The problem: Repeat word for word the line with "Convert this document image to plain text." and every line after it until the records below run out.
━━━ Provided data ━━━
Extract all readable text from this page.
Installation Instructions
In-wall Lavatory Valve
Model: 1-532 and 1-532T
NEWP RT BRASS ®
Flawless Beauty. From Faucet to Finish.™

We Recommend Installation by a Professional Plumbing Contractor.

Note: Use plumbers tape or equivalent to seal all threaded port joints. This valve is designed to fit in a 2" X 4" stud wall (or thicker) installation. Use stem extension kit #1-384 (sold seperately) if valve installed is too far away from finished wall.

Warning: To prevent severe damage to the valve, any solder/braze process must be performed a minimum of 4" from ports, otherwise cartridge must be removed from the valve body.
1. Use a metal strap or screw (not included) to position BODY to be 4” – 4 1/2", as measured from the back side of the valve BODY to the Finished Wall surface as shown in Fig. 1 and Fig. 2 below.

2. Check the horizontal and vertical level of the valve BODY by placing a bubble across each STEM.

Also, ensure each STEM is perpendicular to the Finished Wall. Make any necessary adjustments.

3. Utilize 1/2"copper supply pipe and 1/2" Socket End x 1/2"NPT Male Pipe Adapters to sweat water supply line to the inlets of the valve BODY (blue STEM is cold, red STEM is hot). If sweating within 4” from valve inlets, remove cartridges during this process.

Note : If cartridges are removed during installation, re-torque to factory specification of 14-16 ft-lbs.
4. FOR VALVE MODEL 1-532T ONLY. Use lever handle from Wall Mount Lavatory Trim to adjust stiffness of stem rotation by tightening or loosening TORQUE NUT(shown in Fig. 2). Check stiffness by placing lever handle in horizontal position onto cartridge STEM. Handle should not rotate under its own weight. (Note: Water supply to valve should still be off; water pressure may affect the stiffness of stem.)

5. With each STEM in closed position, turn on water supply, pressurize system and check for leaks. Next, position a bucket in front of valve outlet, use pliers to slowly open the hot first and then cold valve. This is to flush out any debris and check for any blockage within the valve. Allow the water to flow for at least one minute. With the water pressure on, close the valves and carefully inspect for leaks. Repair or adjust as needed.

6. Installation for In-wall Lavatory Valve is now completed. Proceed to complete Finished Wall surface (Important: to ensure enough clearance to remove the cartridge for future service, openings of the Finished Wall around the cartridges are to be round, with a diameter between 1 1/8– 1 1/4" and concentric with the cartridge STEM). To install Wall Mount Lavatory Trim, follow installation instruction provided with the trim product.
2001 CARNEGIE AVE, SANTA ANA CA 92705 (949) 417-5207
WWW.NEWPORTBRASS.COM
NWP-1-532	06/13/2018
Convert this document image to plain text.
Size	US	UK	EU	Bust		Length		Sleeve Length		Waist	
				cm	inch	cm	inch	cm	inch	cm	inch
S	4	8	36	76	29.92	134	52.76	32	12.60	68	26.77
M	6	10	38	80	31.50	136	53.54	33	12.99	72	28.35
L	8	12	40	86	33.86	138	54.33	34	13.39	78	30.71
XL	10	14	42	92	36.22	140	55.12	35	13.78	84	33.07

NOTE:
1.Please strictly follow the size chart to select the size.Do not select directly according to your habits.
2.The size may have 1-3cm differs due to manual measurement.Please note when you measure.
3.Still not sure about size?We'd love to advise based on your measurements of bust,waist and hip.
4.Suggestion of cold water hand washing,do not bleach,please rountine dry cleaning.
━━━
Result:
Convert this document image to plain text.
Size	US	UK	EU	Bust		Length		Sleeve Length		Waist	
				cm	inch	cm	inch	cm	inch	cm	inch
S	4	8	36	76	29.92	134	52.76	32	12.60	68	26.77
M	6	10	38	80	31.50	136	53.54	33	12.99	72	28.35
L	8	12	40	86	33.86	138	54.33	34	13.39	78	30.71
XL	10	14	42	92	36.22	140	55.12	35	13.78	84	33.07

NOTE:
1.Please strictly follow the size chart to select the size.Do not select directly according to your habits.
2.The size may have 1-3cm differs due to manual measurement.Please note when you measure.
3.Still not sure about size?We'd love to advise based on your measurements of bust,waist and hip.
4.Suggestion of cold water hand washing,do not bleach,please rountine dry cleaning.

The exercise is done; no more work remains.